== Directions for this task ==
Collect every line in the listing below that contains the string "timestamp".

== Element and coordinate records ==
──────
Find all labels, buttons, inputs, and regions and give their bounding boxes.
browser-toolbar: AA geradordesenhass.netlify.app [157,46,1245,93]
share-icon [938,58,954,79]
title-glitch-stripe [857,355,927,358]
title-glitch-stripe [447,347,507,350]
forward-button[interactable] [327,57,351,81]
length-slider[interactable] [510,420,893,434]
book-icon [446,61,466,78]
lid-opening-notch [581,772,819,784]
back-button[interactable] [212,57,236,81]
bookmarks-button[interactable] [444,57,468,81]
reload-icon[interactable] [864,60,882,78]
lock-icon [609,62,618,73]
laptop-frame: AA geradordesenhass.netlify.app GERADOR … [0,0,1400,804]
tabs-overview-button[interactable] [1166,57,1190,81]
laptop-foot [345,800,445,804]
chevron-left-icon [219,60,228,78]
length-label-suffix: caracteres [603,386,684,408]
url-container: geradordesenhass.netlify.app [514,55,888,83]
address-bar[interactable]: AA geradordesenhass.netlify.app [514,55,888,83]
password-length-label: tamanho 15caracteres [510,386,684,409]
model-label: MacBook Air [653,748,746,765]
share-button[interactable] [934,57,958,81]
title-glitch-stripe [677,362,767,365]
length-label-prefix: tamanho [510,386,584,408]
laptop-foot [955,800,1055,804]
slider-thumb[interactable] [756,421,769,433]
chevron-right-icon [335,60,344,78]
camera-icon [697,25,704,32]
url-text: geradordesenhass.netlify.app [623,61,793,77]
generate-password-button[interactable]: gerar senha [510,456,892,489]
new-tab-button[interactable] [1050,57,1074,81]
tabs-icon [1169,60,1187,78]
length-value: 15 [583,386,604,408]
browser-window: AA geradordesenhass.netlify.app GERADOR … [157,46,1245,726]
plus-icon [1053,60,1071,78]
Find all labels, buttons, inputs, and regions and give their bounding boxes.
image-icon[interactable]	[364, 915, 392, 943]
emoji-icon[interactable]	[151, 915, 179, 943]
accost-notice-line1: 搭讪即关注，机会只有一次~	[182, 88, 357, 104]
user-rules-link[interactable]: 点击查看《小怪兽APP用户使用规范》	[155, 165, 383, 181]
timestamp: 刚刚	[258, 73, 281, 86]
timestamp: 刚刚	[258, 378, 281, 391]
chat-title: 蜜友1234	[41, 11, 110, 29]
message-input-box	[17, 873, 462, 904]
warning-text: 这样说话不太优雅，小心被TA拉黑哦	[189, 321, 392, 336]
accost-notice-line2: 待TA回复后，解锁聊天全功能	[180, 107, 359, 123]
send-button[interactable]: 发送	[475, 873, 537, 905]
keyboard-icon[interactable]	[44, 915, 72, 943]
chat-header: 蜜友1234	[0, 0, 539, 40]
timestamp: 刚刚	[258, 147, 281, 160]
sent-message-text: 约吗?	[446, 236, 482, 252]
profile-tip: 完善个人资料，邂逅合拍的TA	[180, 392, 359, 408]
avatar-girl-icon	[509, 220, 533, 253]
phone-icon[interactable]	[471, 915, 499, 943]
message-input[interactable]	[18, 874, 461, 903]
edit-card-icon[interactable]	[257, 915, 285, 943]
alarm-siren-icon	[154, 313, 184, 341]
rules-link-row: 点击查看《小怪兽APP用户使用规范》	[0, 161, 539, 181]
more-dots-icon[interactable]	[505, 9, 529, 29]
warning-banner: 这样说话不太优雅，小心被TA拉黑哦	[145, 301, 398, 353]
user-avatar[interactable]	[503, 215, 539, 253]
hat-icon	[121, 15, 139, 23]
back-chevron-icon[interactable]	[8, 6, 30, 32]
──────
== Solved exercise ==
timestamp: 刚刚	[258, 73, 281, 86]
timestamp: 刚刚	[258, 378, 281, 391]
timestamp: 刚刚	[258, 147, 281, 160]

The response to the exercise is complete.